§ PROBLEM TO WORK ON: Pick up the post about freezing crêpe batter at its last sentence and continue writing it.

What a fine time I had here in Omaha yesterday. The Alliance Francaise hosted me for a chat, and they are a great group of bon vivants, who totally tap into the easygoing, approachable, convivial side of all things French. It was just great hanging out in a library basement full of people with so much in common.
Next, I went on to do a demo/book-signing at Williams-Sonoma. I was all set to show everyone how easy it is to make crêpes, but—zut alors—my crêpe batter had frozen (maudit hotel refrigerator!). I thought I was doooooooomed, but I did what everyone does in a pinch: Rolled with it. I simply thawed the batter in the microwave, whirred it in the blender to resmooth it out, and went on with the show. I was shocked to find that it all cooked up just fine, and the crêpes tasted as good as if they’d been made with a fresh-made batter.
Of course, the batter had only frozen one night, but I’d imagine that it would keep in the freezer a week or two. In fact, once I’m home from “the ‘ha,” (my newly coined hipster term for Omaha), I’m going to test out this plan.
As you know, I’ve been a huge fan of freezing crêpes once they’ve been cooked, but have never tried freezing the batter. Somewhere in my food-science research I did all those years for the past three editions of the Better Homes and Gardens New Cook Book, I learned that raw egg mixtures generally don’t freeze well….well, crêpe batter seems to be an exception (and why writers like myself often use weasel words like “generally”).

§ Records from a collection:
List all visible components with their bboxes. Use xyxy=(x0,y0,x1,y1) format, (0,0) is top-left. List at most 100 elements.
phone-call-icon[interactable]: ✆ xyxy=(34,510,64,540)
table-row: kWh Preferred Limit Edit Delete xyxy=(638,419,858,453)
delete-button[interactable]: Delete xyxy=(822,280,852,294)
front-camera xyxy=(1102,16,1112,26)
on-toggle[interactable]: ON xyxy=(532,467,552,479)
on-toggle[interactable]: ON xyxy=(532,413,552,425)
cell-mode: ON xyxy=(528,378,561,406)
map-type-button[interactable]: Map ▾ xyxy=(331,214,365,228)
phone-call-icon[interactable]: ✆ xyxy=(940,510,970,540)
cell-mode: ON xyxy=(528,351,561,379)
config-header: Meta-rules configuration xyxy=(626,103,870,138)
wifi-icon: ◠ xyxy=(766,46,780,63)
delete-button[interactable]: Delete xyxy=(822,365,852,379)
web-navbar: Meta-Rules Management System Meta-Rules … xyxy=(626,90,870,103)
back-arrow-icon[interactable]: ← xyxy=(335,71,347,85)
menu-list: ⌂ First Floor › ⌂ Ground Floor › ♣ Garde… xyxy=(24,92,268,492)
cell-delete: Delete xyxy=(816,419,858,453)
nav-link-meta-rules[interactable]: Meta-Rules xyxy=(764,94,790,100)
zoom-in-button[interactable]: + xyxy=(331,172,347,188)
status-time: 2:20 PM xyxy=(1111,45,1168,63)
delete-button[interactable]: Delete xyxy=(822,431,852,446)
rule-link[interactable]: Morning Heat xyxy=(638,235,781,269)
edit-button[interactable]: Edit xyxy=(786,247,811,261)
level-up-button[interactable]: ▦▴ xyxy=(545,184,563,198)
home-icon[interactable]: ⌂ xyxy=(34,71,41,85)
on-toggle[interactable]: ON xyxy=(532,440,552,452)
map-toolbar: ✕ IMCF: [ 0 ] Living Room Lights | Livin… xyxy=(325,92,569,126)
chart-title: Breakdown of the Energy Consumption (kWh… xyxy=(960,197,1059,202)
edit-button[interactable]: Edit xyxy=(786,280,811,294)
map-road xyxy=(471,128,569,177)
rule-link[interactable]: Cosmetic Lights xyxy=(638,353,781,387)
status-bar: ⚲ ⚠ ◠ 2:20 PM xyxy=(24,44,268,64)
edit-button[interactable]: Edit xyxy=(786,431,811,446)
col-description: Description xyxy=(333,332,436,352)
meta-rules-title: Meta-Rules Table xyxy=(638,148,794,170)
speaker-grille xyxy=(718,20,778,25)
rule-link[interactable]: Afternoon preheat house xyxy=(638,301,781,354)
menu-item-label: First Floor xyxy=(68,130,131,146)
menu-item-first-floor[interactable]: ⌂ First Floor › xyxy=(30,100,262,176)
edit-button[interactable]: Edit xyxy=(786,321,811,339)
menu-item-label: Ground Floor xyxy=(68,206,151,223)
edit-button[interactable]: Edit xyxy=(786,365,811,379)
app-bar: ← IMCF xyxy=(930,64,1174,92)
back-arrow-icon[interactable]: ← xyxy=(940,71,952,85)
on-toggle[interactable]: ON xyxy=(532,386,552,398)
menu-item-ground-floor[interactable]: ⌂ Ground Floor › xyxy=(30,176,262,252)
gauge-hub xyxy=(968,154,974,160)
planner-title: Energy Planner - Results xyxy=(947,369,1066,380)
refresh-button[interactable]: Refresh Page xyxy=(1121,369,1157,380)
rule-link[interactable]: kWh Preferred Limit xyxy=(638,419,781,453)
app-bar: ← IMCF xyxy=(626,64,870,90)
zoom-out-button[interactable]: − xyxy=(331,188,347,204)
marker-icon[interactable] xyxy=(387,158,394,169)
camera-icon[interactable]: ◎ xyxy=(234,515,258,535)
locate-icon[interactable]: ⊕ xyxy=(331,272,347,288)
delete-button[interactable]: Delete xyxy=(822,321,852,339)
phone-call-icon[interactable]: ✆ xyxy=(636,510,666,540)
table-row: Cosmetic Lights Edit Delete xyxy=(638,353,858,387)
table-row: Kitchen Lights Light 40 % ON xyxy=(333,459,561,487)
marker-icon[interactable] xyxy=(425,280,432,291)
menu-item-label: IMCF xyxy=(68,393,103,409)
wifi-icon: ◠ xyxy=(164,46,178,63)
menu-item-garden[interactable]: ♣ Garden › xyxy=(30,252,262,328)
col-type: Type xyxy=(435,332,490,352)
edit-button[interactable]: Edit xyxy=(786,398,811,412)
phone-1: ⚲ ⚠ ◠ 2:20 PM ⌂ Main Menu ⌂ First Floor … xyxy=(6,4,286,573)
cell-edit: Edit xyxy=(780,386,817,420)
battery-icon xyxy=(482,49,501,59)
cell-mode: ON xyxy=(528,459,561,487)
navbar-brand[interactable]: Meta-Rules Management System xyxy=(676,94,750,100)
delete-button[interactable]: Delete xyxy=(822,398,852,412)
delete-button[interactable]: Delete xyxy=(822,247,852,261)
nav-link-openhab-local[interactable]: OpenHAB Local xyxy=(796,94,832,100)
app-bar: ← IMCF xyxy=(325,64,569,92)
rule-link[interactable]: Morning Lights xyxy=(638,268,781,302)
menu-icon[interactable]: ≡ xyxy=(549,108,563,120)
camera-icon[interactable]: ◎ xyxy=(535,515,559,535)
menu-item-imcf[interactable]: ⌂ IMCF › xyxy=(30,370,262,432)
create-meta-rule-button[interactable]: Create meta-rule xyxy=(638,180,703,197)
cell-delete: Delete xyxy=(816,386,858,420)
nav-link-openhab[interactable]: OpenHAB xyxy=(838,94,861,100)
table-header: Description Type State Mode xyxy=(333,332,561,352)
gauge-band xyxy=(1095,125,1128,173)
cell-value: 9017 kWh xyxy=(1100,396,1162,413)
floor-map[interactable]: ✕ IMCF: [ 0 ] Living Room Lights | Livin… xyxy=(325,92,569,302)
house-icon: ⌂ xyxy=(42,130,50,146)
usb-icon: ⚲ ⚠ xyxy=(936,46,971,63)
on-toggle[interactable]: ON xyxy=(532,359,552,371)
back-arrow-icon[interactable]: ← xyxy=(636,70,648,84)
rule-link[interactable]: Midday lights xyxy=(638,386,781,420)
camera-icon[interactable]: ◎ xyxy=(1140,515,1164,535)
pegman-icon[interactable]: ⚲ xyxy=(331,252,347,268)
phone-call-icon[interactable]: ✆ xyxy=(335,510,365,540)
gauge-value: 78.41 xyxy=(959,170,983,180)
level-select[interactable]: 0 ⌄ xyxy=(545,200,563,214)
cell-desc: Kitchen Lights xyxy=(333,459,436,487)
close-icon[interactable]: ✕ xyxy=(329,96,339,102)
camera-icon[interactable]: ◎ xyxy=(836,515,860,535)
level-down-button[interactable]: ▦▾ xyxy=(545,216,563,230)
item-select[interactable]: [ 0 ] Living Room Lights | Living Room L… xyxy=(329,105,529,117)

§ RESPONSE TO THE EXERCISE:
So, here are my preliminary directions in case you want to try it out:
1. Make my crêpe batter.
2. Make as many crêpes as you want to eat that day.
3. Pour remaining crêpe batter into an appropriately sized freezer container—you need a little headspace, but you don’t want a lot of excess room in the container (excess air is an enemy of all things frozen).
4. Freeze. As I mentioned, I only froze 24 hours, but I bet up to 2 weeks would b fine. (Remember, freezing inhibits bacteria growth, so issues with freezing aren’t about food safety but about quality.)
5. Thaw the batter in the microwave*. Whir the mixture in the blender to smooth out any lumps. Allow the mixture to stand until some of those bubbles have subsided.
6. Cook as directed.
* You can also thaw overnight in the refrigerator, but never thaw at room temperature, okay?